» **Written exercise**: The entries below are to be transcribed in full, without their images.

-------------------------

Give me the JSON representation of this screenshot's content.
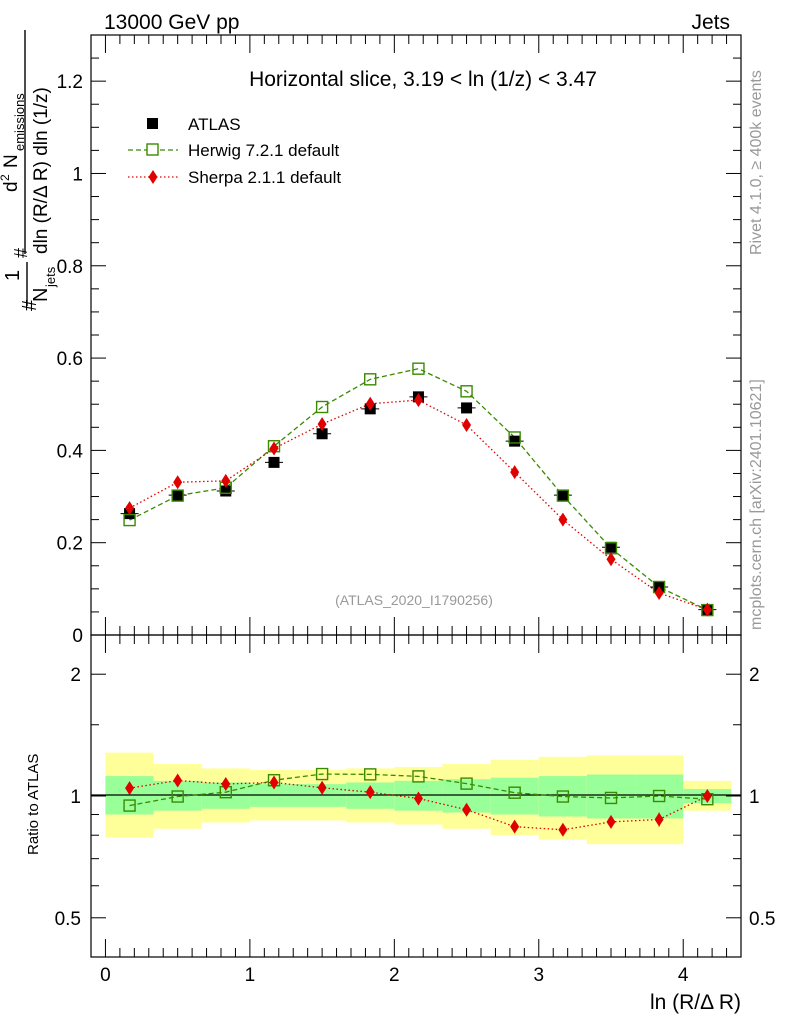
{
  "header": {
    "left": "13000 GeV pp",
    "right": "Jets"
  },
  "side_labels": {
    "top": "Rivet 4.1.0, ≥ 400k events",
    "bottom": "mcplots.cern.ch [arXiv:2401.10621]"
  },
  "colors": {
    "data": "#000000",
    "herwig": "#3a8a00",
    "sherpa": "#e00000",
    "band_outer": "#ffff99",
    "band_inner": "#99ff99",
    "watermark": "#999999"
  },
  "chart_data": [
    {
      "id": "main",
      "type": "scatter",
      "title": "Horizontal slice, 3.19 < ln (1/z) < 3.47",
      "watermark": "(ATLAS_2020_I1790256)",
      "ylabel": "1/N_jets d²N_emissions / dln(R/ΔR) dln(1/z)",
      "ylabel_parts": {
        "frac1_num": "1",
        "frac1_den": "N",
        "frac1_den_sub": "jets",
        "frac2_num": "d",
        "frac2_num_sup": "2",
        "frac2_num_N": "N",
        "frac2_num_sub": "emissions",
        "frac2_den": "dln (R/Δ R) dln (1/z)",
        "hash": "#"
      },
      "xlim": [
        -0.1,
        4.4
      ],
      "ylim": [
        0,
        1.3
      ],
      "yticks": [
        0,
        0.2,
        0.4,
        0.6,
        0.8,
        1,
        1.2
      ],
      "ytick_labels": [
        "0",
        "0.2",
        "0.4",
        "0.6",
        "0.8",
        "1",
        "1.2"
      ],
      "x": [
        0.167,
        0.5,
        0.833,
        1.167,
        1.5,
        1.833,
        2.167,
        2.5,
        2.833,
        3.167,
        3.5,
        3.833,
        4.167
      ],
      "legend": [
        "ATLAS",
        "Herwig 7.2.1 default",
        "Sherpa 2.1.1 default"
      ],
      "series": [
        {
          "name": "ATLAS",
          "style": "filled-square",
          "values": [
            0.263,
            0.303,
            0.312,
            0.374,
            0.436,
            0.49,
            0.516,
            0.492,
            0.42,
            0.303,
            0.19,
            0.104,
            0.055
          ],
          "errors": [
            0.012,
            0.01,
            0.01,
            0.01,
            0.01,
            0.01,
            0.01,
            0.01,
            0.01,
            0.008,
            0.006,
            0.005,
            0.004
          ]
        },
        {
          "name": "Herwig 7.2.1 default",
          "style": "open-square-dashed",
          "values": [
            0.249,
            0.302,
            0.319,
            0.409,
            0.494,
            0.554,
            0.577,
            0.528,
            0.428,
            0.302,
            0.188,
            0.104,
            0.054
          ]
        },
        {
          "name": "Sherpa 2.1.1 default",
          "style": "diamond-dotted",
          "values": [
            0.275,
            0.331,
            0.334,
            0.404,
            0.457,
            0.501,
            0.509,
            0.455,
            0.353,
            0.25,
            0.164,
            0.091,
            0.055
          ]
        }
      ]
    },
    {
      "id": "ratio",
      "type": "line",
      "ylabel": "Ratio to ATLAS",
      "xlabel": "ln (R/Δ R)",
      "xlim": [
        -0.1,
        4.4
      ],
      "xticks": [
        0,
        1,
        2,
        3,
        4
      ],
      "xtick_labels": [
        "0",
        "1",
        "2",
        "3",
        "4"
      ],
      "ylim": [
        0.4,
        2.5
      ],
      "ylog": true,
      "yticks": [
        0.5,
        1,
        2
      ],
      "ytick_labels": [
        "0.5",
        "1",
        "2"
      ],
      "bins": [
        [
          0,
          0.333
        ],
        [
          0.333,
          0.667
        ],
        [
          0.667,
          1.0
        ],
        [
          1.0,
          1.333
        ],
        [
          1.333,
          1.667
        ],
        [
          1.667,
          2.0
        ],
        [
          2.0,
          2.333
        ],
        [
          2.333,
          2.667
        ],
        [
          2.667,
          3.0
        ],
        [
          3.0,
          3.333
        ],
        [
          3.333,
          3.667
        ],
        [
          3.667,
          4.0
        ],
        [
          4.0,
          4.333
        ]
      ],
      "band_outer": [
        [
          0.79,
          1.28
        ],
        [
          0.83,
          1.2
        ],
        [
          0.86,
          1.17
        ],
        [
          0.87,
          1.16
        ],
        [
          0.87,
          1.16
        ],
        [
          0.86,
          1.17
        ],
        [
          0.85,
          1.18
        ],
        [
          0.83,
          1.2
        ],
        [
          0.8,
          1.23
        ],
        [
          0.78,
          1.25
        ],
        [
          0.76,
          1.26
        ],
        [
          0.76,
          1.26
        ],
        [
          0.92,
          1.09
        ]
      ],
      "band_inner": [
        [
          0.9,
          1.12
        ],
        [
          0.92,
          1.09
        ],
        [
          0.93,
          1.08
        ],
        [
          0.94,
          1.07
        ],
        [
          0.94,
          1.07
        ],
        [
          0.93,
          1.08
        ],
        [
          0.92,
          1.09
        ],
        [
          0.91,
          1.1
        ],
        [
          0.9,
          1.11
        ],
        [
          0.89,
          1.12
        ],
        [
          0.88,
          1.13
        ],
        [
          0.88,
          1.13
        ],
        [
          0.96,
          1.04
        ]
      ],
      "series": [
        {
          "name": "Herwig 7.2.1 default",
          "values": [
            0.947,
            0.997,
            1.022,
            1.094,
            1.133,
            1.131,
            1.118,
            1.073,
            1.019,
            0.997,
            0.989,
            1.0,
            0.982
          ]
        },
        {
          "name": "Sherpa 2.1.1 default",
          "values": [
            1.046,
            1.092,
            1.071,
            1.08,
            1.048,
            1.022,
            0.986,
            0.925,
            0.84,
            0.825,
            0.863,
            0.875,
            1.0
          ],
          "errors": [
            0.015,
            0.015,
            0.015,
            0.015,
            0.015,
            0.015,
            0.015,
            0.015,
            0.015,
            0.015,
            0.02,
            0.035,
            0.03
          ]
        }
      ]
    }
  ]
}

-------------------------

» **Written response**:
Give me the JSON representation of this screenshot's content.
{
  "header": {
    "left": "13000 GeV pp",
    "right": "Jets"
  },
  "side_labels": {
    "top": "Rivet 4.1.0, ≥ 400k events",
    "bottom": "mcplots.cern.ch [arXiv:2401.10621]"
  },
  "colors": {
    "data": "#000000",
    "herwig": "#3a8a00",
    "sherpa": "#e00000",
    "band_outer": "#ffff99",
    "band_inner": "#99ff99",
    "watermark": "#999999"
  },
  "chart_data": [
    {
      "id": "main",
      "type": "scatter",
      "title": "Horizontal slice, 3.19 < ln (1/z) < 3.47",
      "watermark": "(ATLAS_2020_I1790256)",
      "ylabel": "1/N_jets d²N_emissions / dln(R/ΔR) dln(1/z)",
      "ylabel_parts": {
        "frac1_num": "1",
        "frac1_den": "N",
        "frac1_den_sub": "jets",
        "frac2_num": "d",
        "frac2_num_sup": "2",
        "frac2_num_N": "N",
        "frac2_num_sub": "emissions",
        "frac2_den": "dln (R/Δ R) dln (1/z)",
        "hash": "#"
      },
      "xlim": [
        -0.1,
        4.4
      ],
      "ylim": [
        0,
        1.3
      ],
      "yticks": [
        0,
        0.2,
        0.4,
        0.6,
        0.8,
        1,
        1.2
      ],
      "ytick_labels": [
        "0",
        "0.2",
        "0.4",
        "0.6",
        "0.8",
        "1",
        "1.2"
      ],
      "x": [
        0.167,
        0.5,
        0.833,
        1.167,
        1.5,
        1.833,
        2.167,
        2.5,
        2.833,
        3.167,
        3.5,
        3.833,
        4.167
      ],
      "legend": [
        "ATLAS",
        "Herwig 7.2.1 default",
        "Sherpa 2.1.1 default"
      ],
      "series": [
        {
          "name": "ATLAS",
          "style": "filled-square",
          "values": [
            0.263,
            0.303,
            0.312,
            0.374,
            0.436,
            0.49,
            0.516,
            0.492,
            0.42,
            0.303,
            0.19,
            0.104,
            0.055
          ],
          "errors": [
            0.012,
            0.01,
            0.01,
            0.01,
            0.01,
            0.01,
            0.01,
            0.01,
            0.01,
            0.008,
            0.006,
            0.005,
            0.004
          ]
        },
        {
          "name": "Herwig 7.2.1 default",
          "style": "open-square-dashed",
          "values": [
            0.249,
            0.302,
            0.319,
            0.409,
            0.494,
            0.554,
            0.577,
            0.528,
            0.428,
            0.302,
            0.188,
            0.104,
            0.054
          ]
        },
        {
          "name": "Sherpa 2.1.1 default",
          "style": "diamond-dotted",
          "values": [
            0.275,
            0.331,
            0.334,
            0.404,
            0.457,
            0.501,
            0.509,
            0.455,
            0.353,
            0.25,
            0.164,
            0.091,
            0.055
          ]
        }
      ]
    },
    {
      "id": "ratio",
      "type": "line",
      "ylabel": "Ratio to ATLAS",
      "xlabel": "ln (R/Δ R)",
      "xlim": [
        -0.1,
        4.4
      ],
      "xticks": [
        0,
        1,
        2,
        3,
        4
      ],
      "xtick_labels": [
        "0",
        "1",
        "2",
        "3",
        "4"
      ],
      "ylim": [
        0.4,
        2.5
      ],
      "ylog": true,
      "yticks": [
        0.5,
        1,
        2
      ],
      "ytick_labels": [
        "0.5",
        "1",
        "2"
      ],
      "bins": [
        [
          0,
          0.333
        ],
        [
          0.333,
          0.667
        ],
        [
          0.667,
          1.0
        ],
        [
          1.0,
          1.333
        ],
        [
          1.333,
          1.667
        ],
        [
          1.667,
          2.0
        ],
        [
          2.0,
          2.333
        ],
        [
          2.333,
          2.667
        ],
        [
          2.667,
          3.0
        ],
        [
          3.0,
          3.333
        ],
        [
          3.333,
          3.667
        ],
        [
          3.667,
          4.0
        ],
        [
          4.0,
          4.333
        ]
      ],
      "band_outer": [
        [
          0.79,
          1.28
        ],
        [
          0.83,
          1.2
        ],
        [
          0.86,
          1.17
        ],
        [
          0.87,
          1.16
        ],
        [
          0.87,
          1.16
        ],
        [
          0.86,
          1.17
        ],
        [
          0.85,
          1.18
        ],
        [
          0.83,
          1.2
        ],
        [
          0.8,
          1.23
        ],
        [
          0.78,
          1.25
        ],
        [
          0.76,
          1.26
        ],
        [
          0.76,
          1.26
        ],
        [
          0.92,
          1.09
        ]
      ],
      "band_inner": [
        [
          0.9,
          1.12
        ],
        [
          0.92,
          1.09
        ],
        [
          0.93,
          1.08
        ],
        [
          0.94,
          1.07
        ],
        [
          0.94,
          1.07
        ],
        [
          0.93,
          1.08
        ],
        [
          0.92,
          1.09
        ],
        [
          0.91,
          1.1
        ],
        [
          0.9,
          1.11
        ],
        [
          0.89,
          1.12
        ],
        [
          0.88,
          1.13
        ],
        [
          0.88,
          1.13
        ],
        [
          0.96,
          1.04
        ]
      ],
      "series": [
        {
          "name": "Herwig 7.2.1 default",
          "values": [
            0.947,
            0.997,
            1.022,
            1.094,
            1.133,
            1.131,
            1.118,
            1.073,
            1.019,
            0.997,
            0.989,
            1.0,
            0.982
          ]
        },
        {
          "name": "Sherpa 2.1.1 default",
          "values": [
            1.046,
            1.092,
            1.071,
            1.08,
            1.048,
            1.022,
            0.986,
            0.925,
            0.84,
            0.825,
            0.863,
            0.875,
            1.0
          ],
          "errors": [
            0.015,
            0.015,
            0.015,
            0.015,
            0.015,
            0.015,
            0.015,
            0.015,
            0.015,
            0.015,
            0.02,
            0.035,
            0.03
          ]
        }
      ]
    }
  ]
}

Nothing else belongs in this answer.